**Aim**
Below are the records; copy each line in them that holds the word "Administración".

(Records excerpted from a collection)

•••••

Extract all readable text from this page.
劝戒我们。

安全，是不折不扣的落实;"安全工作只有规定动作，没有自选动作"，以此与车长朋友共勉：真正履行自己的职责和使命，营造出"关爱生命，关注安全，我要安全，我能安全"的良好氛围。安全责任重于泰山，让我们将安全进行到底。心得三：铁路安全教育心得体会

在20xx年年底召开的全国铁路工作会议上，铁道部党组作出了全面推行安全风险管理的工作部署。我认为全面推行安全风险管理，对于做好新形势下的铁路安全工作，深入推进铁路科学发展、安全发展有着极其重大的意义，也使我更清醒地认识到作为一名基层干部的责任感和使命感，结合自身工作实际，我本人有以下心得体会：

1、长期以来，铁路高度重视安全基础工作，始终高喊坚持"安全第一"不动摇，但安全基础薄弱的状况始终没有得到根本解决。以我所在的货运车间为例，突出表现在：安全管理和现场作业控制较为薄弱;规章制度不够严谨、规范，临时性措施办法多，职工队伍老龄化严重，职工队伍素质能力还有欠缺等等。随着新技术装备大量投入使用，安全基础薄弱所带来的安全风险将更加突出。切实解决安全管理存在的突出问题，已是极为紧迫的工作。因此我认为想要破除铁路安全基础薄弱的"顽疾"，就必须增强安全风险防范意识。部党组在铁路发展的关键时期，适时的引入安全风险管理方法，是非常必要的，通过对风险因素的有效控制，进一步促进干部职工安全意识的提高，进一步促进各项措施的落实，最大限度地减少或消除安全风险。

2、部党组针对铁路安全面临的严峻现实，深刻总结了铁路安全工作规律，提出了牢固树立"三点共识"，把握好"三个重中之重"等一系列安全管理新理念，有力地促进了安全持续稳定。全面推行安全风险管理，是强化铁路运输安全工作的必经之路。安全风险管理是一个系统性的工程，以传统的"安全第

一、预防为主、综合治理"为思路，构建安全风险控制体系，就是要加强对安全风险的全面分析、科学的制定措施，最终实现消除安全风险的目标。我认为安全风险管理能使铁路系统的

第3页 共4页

•••••

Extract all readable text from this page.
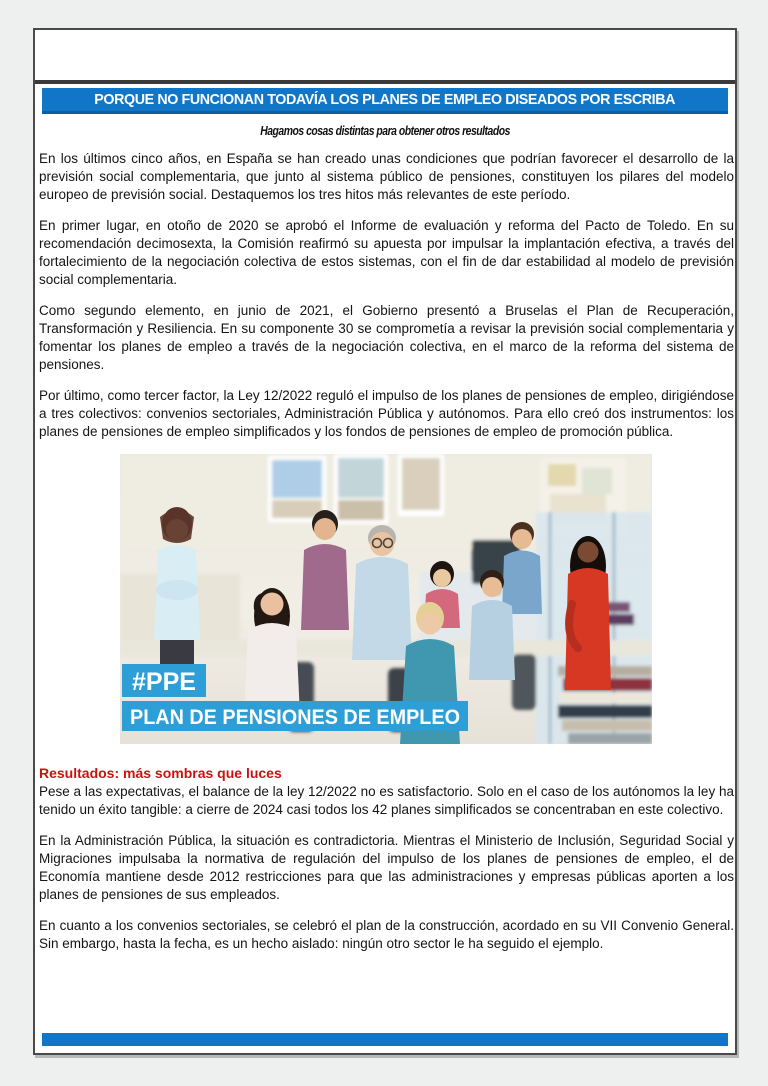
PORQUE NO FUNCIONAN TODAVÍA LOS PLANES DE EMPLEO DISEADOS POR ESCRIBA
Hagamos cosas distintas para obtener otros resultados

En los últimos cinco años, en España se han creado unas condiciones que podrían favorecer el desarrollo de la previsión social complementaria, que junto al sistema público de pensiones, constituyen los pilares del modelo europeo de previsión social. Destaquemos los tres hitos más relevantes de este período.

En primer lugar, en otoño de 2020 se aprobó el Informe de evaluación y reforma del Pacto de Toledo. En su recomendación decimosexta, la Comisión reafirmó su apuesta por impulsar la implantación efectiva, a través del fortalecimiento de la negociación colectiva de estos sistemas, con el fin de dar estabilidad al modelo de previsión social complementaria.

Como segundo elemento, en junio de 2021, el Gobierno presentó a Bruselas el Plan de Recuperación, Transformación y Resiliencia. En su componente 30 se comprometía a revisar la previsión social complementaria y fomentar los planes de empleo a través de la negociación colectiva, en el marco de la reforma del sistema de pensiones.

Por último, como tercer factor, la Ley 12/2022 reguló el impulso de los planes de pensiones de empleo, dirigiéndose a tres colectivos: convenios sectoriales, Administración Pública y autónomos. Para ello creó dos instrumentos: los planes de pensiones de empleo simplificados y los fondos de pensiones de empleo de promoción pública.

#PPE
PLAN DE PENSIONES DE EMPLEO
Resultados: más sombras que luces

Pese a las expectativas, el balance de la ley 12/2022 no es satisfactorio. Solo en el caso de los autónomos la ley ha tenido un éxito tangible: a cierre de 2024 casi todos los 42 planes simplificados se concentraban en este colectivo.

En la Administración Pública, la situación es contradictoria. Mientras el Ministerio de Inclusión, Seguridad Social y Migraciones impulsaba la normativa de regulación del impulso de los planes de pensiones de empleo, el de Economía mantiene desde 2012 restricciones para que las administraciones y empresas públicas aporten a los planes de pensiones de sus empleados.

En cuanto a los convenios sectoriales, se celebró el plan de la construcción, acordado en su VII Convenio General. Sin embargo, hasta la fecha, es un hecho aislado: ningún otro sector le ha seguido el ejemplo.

•••••

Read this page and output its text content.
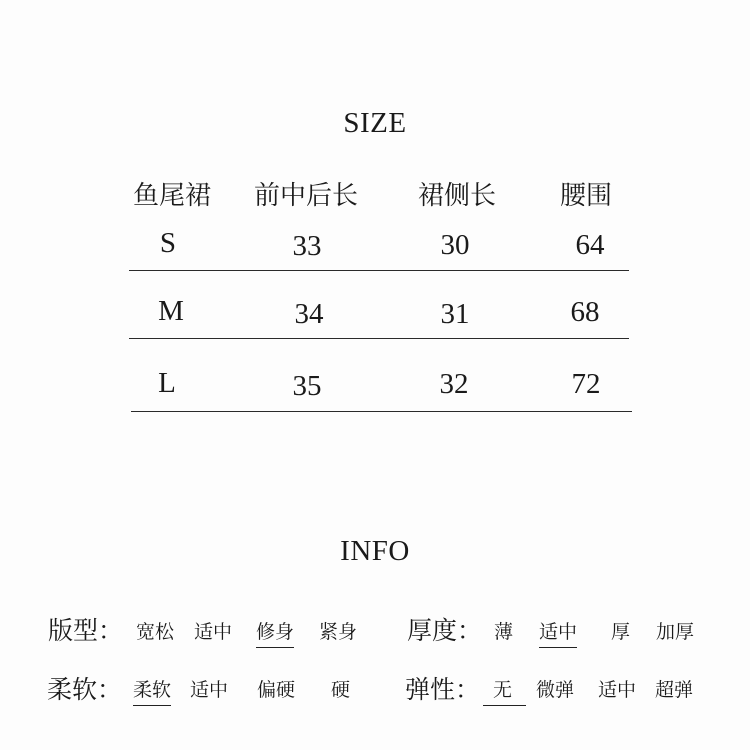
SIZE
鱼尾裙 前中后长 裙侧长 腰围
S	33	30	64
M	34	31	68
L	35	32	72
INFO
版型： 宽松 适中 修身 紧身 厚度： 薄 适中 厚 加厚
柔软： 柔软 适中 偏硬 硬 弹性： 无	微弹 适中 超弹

•••••

**Task result**
Por último, como tercer factor, la Ley 12/2022 reguló el impulso de los planes de pensiones de empleo, dirigiéndose a tres colectivos: convenios sectoriales, Administración Pública y autónomos. Para ello creó dos instrumentos: los planes de pensiones de empleo simplificados y los fondos de pensiones de empleo de promoción pública.
En la Administración Pública, la situación es contradictoria. Mientras el Ministerio de Inclusión, Seguridad Social y Migraciones impulsaba la normativa de regulación del impulso de los planes de pensiones de empleo, el de Economía mantiene desde 2012 restricciones para que las administraciones y empresas públicas aporten a los planes de pensiones de sus empleados.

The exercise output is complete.